━━━ Data for this task ━━━
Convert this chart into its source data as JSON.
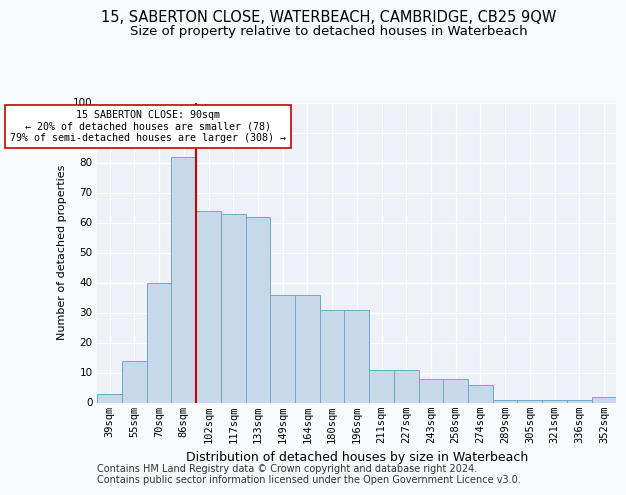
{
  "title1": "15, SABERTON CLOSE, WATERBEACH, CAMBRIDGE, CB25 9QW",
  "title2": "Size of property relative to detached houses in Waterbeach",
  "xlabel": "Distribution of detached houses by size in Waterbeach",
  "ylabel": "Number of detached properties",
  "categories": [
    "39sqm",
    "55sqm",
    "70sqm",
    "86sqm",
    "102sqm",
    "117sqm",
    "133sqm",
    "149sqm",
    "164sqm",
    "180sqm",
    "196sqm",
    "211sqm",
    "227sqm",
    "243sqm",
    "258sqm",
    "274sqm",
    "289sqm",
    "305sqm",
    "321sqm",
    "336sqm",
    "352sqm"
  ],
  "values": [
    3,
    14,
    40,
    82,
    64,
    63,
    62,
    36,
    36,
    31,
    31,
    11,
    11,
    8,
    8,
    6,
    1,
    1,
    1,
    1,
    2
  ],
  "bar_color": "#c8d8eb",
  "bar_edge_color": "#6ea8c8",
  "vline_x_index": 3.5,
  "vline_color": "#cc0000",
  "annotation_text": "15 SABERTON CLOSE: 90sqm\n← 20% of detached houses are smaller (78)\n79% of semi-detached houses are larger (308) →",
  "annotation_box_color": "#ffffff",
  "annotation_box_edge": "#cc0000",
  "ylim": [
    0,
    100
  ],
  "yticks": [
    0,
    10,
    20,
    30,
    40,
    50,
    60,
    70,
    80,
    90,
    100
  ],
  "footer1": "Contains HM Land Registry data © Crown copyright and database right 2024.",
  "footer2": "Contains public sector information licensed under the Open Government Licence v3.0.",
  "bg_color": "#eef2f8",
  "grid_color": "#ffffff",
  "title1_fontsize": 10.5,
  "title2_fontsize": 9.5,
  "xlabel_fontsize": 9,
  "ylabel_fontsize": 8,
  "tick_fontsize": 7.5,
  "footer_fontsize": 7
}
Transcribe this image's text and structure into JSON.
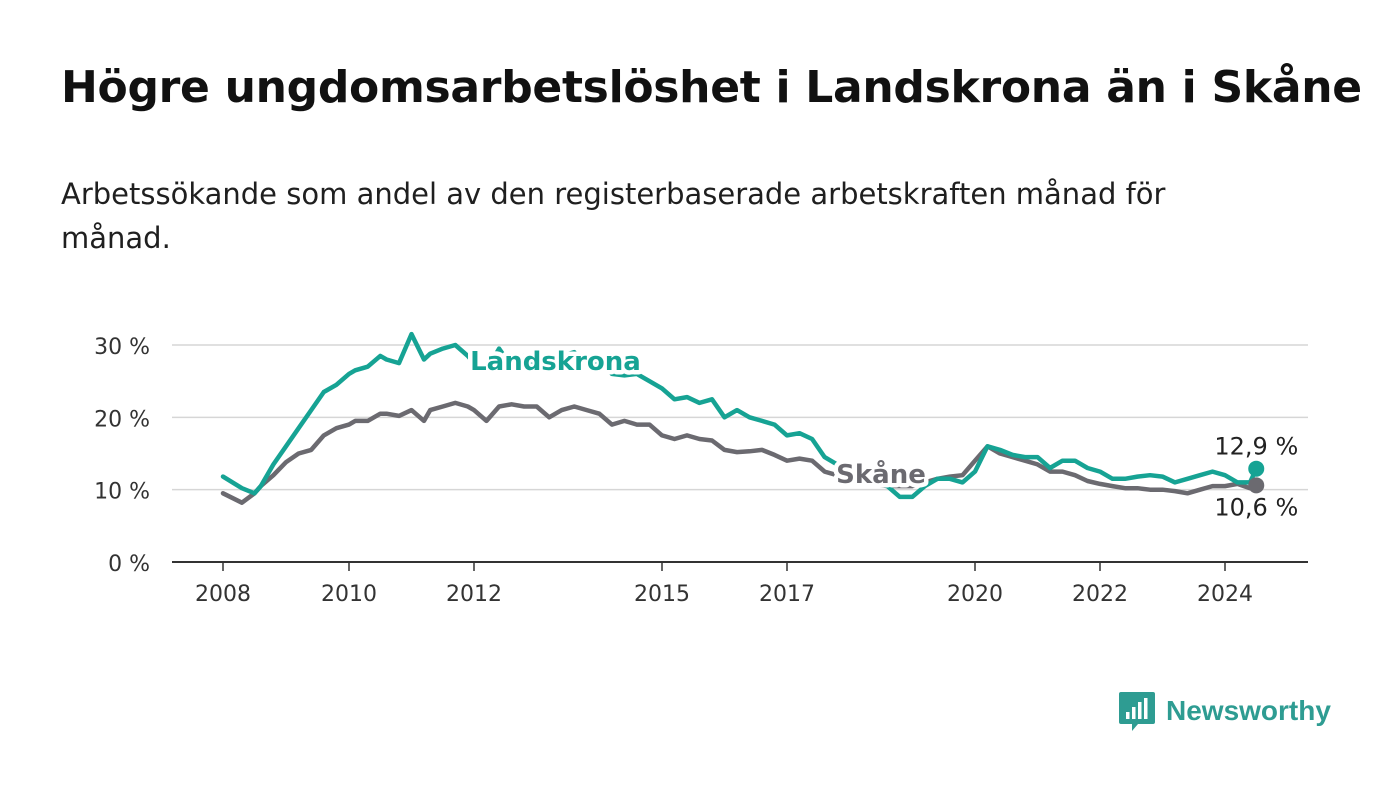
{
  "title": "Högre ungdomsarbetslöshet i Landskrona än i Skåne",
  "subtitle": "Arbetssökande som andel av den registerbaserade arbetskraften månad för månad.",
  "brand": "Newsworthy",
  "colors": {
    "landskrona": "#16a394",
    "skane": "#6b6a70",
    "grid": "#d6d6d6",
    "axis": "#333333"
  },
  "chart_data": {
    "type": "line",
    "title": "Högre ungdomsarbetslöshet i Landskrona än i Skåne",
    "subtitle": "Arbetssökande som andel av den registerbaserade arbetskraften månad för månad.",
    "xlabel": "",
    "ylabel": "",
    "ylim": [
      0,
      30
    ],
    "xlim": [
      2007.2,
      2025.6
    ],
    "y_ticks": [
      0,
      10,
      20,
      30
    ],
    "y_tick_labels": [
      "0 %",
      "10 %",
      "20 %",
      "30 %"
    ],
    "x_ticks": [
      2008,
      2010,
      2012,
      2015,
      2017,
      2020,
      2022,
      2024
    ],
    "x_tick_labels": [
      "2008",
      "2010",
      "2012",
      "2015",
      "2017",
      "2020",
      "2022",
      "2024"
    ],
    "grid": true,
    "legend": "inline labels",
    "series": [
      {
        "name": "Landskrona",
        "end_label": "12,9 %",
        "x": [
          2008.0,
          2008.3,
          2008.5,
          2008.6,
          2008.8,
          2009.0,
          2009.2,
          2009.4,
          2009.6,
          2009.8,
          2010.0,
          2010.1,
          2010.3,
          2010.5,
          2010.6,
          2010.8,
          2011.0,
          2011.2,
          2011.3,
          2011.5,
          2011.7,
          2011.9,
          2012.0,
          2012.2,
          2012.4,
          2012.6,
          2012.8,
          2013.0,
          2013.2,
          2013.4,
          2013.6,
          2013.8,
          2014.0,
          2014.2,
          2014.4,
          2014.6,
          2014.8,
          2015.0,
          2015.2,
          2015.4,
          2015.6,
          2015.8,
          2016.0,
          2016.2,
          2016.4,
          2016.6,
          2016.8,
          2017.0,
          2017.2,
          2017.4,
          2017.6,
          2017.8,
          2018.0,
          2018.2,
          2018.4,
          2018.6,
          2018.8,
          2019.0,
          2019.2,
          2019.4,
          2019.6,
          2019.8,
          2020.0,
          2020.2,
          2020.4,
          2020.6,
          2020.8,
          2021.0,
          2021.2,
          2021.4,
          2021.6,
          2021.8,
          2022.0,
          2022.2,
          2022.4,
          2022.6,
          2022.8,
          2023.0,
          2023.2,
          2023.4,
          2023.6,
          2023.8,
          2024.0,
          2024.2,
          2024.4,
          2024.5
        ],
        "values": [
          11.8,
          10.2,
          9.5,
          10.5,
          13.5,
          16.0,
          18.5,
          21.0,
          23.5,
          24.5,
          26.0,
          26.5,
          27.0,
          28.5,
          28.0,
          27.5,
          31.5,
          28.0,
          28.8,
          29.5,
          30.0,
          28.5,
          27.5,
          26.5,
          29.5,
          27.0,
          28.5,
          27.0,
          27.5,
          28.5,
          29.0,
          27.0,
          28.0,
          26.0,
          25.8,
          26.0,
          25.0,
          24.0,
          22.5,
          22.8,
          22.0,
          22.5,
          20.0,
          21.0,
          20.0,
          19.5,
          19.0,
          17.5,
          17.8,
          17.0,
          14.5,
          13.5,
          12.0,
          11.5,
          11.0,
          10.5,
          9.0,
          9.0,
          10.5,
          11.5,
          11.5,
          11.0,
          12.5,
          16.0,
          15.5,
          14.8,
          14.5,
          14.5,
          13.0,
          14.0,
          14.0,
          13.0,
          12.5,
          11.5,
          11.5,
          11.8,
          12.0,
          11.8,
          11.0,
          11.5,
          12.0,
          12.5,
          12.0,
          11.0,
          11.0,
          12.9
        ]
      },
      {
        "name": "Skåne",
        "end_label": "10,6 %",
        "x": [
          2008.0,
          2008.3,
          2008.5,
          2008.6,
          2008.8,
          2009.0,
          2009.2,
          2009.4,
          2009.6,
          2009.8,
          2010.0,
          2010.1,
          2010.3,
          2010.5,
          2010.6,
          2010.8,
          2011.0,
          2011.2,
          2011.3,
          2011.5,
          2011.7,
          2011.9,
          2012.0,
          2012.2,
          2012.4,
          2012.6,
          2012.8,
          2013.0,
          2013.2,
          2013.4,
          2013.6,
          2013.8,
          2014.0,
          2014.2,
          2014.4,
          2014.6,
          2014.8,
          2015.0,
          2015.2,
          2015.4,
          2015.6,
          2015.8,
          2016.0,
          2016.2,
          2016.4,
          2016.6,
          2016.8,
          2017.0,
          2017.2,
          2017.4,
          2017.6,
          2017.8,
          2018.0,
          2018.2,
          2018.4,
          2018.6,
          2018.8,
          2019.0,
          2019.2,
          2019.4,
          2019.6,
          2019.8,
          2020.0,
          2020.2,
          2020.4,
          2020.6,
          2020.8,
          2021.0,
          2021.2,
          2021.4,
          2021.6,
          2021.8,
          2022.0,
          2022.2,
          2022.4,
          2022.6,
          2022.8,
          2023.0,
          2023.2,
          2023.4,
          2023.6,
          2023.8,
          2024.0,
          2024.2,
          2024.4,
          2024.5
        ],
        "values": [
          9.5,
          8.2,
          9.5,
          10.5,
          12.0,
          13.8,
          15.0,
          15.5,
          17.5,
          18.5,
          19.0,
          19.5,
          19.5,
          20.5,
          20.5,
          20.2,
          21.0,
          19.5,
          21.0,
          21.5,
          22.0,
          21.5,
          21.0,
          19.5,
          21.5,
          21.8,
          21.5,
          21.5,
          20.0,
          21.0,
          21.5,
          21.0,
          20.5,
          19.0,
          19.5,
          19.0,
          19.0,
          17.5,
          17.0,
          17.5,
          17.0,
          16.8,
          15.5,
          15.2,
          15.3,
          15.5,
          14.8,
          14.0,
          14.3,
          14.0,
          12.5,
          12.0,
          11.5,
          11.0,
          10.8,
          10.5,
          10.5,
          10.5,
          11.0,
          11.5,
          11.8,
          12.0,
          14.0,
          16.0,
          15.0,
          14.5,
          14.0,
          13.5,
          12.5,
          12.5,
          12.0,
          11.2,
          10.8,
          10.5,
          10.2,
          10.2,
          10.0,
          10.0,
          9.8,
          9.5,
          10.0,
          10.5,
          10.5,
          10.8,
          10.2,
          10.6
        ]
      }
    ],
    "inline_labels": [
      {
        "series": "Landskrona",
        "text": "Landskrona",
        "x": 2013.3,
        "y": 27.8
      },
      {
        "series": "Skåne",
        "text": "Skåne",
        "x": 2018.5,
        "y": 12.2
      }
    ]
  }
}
━━━
▸ **Set exercise**:
Copy out each line of the records where the string "subtitle" appears.

▸ **Solution to this task**:
  "subtitle": "Arbetssökande som andel av den registerbaserade arbetskraften månad för månad.",
    "subtitle": "Arbetssökande som andel av den registerbaserade arbetskraften månad för månad.",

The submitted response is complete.